# Input material:

++++

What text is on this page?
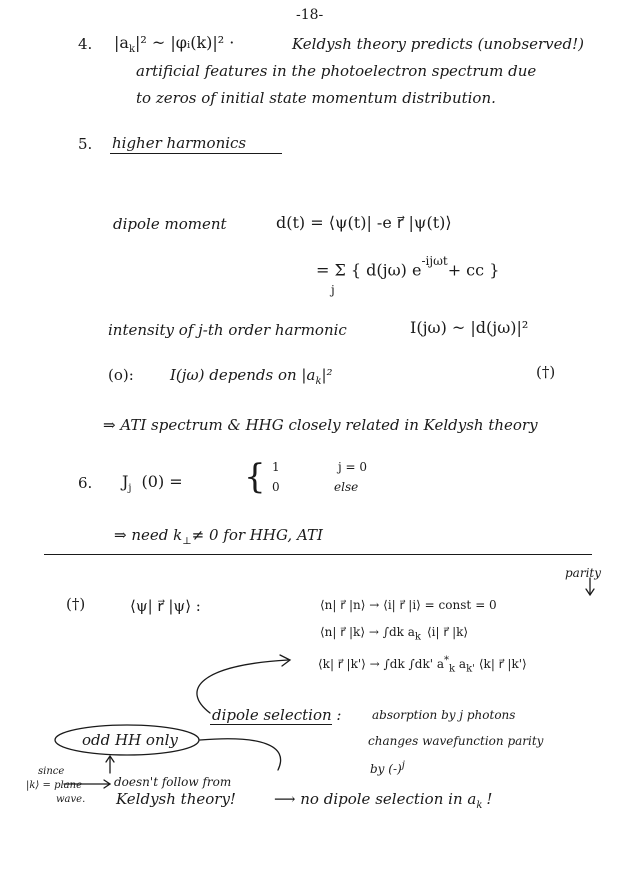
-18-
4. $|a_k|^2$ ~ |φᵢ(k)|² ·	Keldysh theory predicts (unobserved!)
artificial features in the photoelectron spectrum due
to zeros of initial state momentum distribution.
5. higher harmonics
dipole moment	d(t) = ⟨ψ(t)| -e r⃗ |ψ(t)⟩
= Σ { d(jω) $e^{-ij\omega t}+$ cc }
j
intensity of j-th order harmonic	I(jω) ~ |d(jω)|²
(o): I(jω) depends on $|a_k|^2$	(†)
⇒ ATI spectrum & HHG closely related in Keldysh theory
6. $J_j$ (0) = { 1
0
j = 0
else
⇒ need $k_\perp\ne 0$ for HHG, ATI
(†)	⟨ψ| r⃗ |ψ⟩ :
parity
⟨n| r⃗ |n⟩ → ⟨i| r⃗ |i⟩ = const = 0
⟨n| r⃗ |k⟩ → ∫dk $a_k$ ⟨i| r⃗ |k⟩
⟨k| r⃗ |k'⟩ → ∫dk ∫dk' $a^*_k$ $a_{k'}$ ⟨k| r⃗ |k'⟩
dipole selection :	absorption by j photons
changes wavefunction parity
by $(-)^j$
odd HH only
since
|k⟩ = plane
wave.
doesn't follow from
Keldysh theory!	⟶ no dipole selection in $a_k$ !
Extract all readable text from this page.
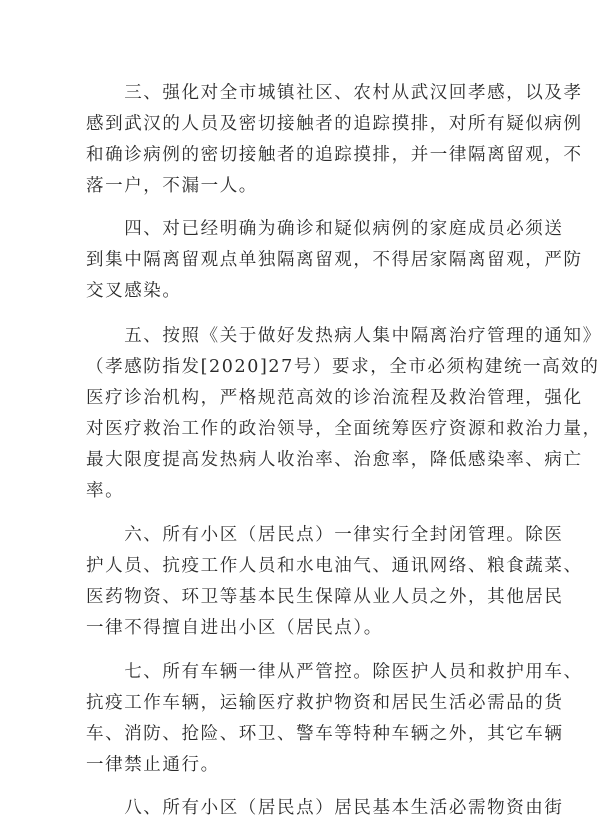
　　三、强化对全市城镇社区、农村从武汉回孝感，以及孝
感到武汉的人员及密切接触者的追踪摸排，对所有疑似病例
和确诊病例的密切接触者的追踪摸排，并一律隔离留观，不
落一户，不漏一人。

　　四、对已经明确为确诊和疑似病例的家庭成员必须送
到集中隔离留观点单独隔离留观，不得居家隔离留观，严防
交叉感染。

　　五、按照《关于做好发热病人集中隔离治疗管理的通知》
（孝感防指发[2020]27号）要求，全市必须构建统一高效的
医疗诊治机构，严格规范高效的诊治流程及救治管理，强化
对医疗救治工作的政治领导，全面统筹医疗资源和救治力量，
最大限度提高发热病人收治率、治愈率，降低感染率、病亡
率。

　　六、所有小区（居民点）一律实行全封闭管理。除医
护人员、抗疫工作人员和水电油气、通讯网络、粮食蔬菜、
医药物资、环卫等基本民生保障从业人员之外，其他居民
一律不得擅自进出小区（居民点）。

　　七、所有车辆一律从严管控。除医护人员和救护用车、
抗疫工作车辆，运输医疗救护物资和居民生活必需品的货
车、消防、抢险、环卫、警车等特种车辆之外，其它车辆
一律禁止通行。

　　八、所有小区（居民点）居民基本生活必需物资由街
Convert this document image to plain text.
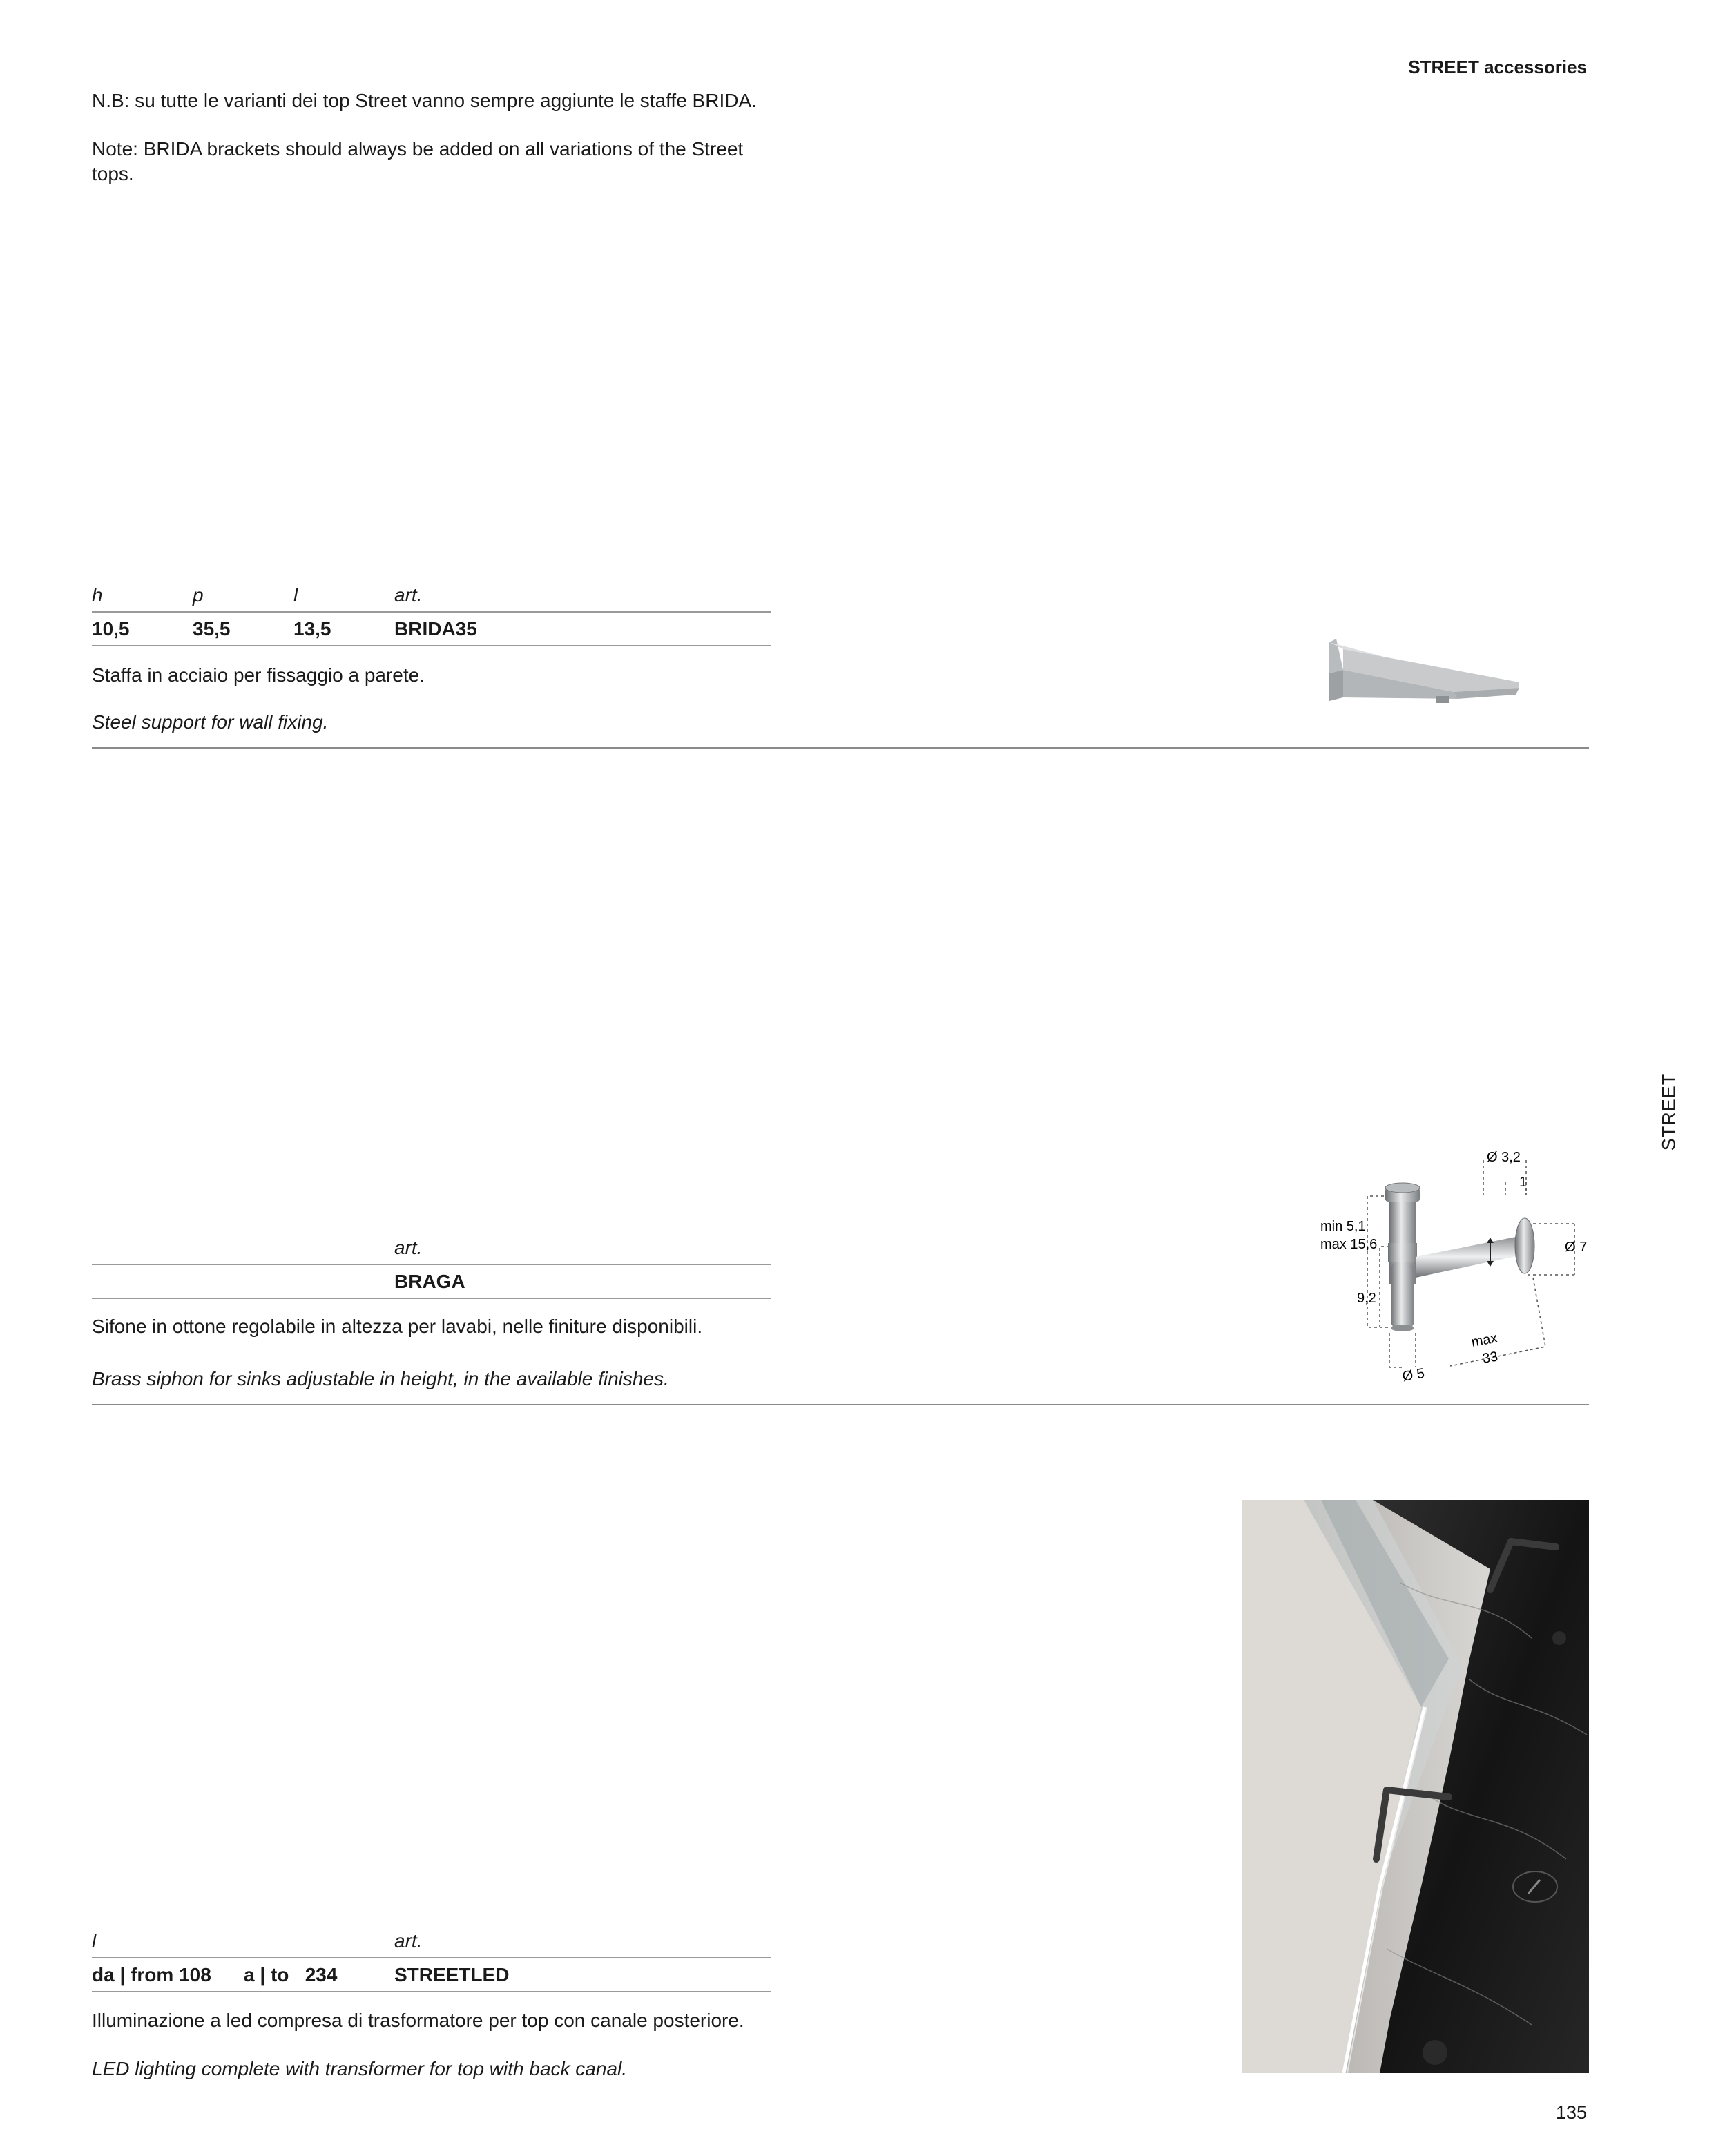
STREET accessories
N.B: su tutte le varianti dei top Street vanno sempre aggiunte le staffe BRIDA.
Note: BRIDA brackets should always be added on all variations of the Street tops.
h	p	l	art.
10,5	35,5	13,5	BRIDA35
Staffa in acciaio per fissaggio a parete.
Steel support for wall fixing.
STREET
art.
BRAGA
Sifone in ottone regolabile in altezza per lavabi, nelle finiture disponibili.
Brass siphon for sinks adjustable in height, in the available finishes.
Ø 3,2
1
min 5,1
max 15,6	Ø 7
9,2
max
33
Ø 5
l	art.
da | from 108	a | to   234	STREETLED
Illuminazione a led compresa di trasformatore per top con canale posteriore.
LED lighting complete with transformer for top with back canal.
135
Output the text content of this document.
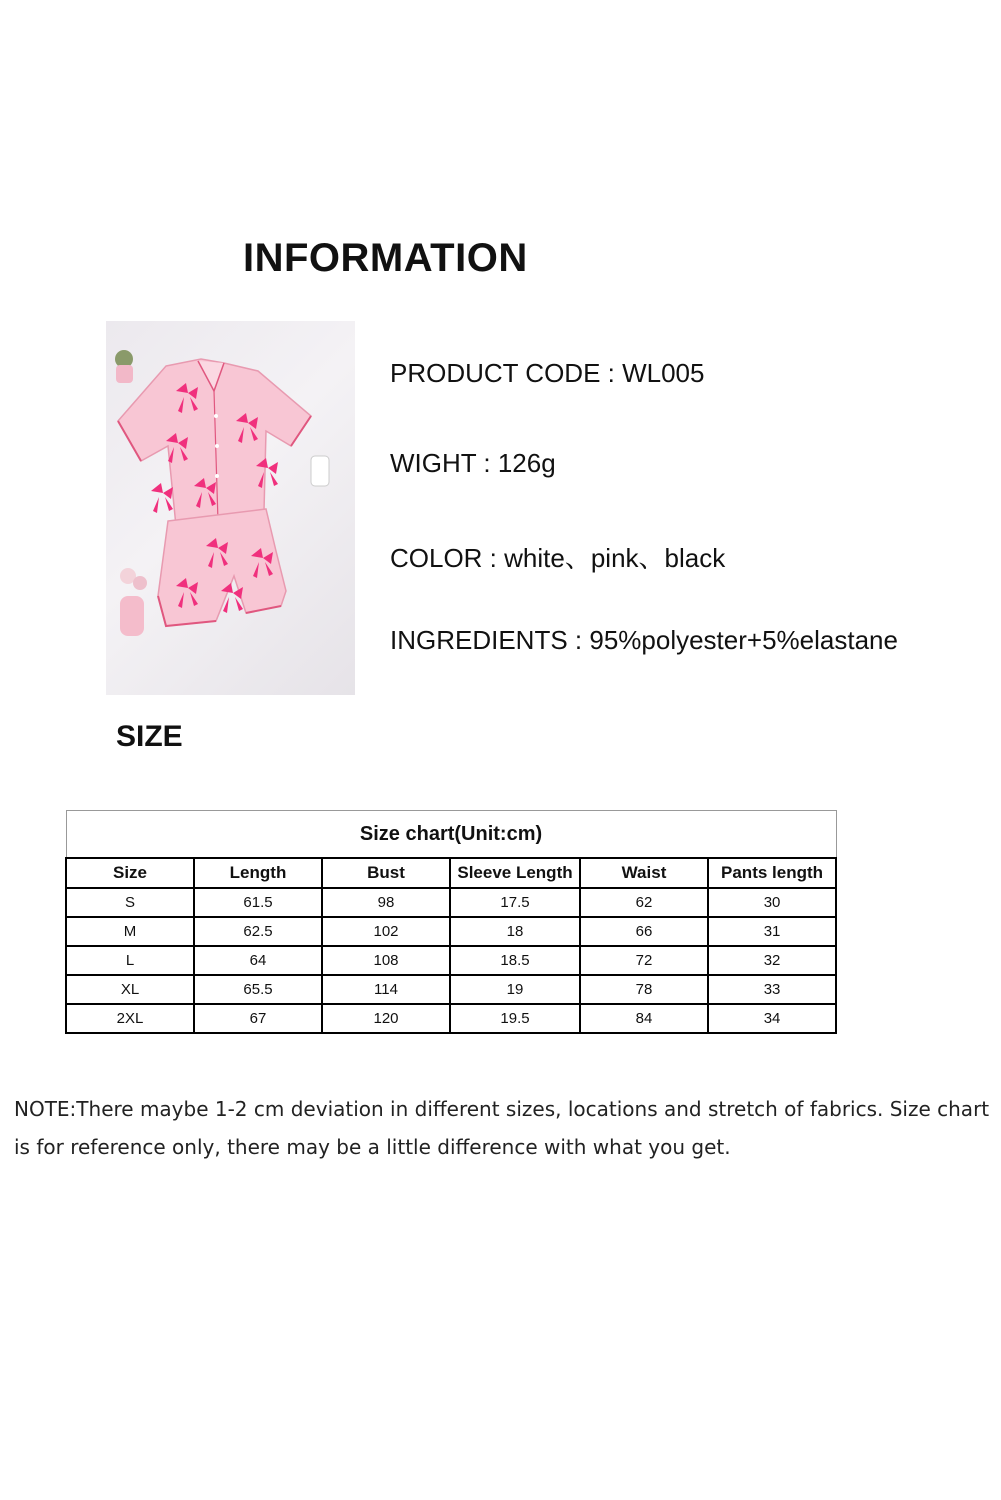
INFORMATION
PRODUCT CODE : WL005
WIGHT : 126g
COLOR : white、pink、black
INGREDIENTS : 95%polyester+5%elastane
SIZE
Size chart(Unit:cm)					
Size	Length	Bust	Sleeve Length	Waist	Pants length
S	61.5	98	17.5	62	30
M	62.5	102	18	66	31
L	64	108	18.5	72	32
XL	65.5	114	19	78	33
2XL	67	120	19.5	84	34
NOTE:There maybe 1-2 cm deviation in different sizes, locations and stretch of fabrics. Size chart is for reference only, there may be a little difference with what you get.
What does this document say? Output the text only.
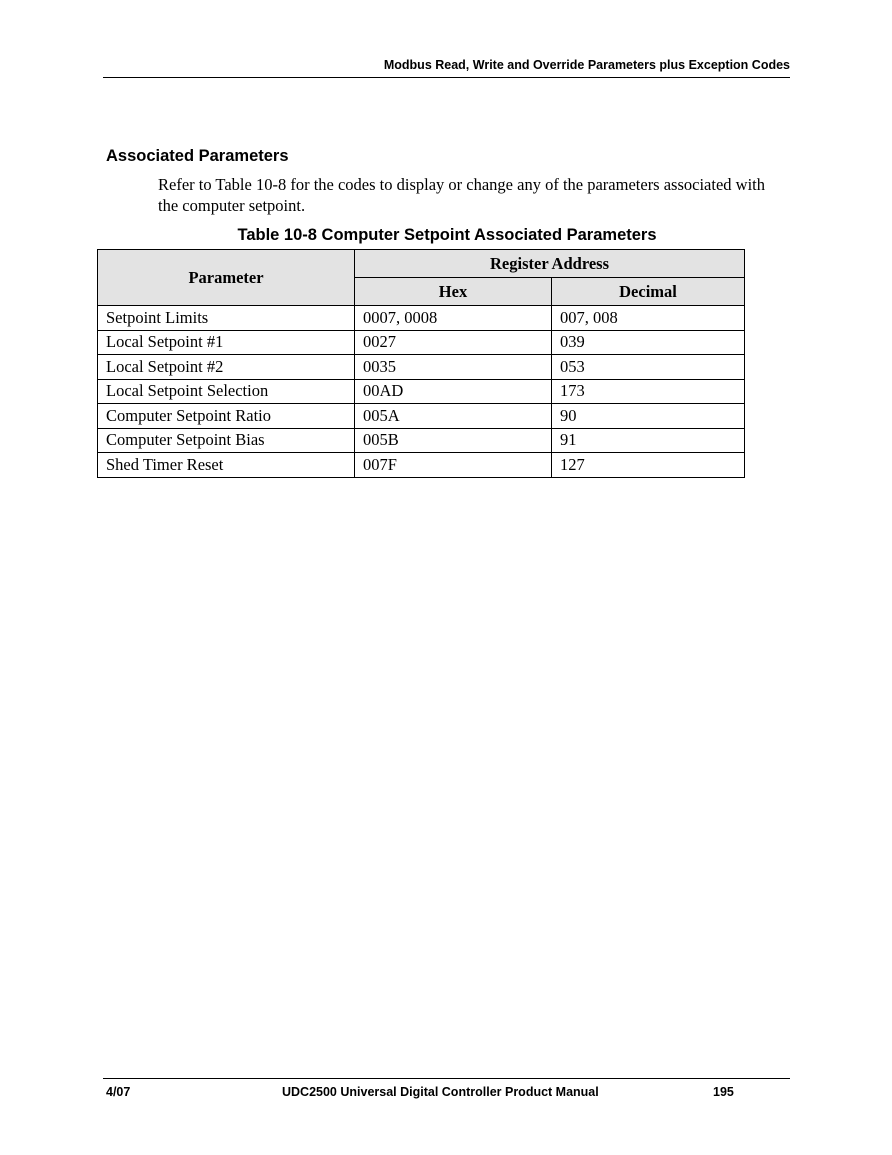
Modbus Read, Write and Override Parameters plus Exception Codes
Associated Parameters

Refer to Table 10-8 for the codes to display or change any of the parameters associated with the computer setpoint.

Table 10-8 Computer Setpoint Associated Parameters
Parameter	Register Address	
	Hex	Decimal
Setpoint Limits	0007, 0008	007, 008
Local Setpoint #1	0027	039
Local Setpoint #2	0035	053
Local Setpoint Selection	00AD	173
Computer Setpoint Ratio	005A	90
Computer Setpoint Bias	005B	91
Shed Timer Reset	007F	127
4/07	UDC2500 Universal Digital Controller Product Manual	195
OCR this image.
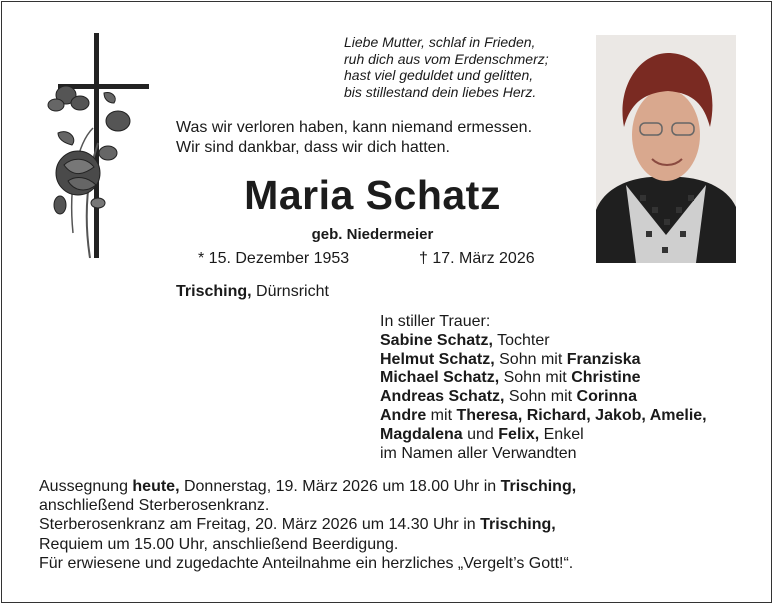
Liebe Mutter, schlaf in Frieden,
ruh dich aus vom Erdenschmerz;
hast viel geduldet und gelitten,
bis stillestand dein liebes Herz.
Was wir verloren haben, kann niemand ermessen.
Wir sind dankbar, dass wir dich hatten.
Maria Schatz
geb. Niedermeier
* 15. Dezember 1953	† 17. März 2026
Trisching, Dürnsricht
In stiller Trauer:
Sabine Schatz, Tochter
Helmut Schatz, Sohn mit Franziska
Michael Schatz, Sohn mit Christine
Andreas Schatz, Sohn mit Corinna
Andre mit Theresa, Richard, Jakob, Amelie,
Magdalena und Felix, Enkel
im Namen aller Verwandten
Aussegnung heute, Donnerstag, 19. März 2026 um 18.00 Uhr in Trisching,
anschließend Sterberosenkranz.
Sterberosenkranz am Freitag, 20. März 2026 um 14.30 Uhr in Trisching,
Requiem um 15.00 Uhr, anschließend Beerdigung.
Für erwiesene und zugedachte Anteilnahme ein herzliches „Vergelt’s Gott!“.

++++

# Set exercise:
Reproduce exactly and only the lines from the line that contains "What does this" to the end of the data above, both ends included. No pictures go in the copy.

# Correct response:
What does this document say? Output the text only.
Modbus Read, Write and Override Parameters plus Exception Codes
Associated Parameters

Refer to Table 10-8 for the codes to display or change any of the parameters associated with the computer setpoint.

Table 10-8 Computer Setpoint Associated Parameters
Parameter	Register Address	
	Hex	Decimal
Setpoint Limits	0007, 0008	007, 008
Local Setpoint #1	0027	039
Local Setpoint #2	0035	053
Local Setpoint Selection	00AD	173
Computer Setpoint Ratio	005A	90
Computer Setpoint Bias	005B	91
Shed Timer Reset	007F	127
4/07	UDC2500 Universal Digital Controller Product Manual	195
OCR this image.
Liebe Mutter, schlaf in Frieden,
ruh dich aus vom Erdenschmerz;
hast viel geduldet und gelitten,
bis stillestand dein liebes Herz.
Was wir verloren haben, kann niemand ermessen.
Wir sind dankbar, dass wir dich hatten.
Maria Schatz
geb. Niedermeier
* 15. Dezember 1953	† 17. März 2026
Trisching, Dürnsricht
In stiller Trauer:
Sabine Schatz, Tochter
Helmut Schatz, Sohn mit Franziska
Michael Schatz, Sohn mit Christine
Andreas Schatz, Sohn mit Corinna
Andre mit Theresa, Richard, Jakob, Amelie,
Magdalena und Felix, Enkel
im Namen aller Verwandten
Aussegnung heute, Donnerstag, 19. März 2026 um 18.00 Uhr in Trisching,
anschließend Sterberosenkranz.
Sterberosenkranz am Freitag, 20. März 2026 um 14.30 Uhr in Trisching,
Requiem um 15.00 Uhr, anschließend Beerdigung.
Für erwiesene und zugedachte Anteilnahme ein herzliches „Vergelt’s Gott!“.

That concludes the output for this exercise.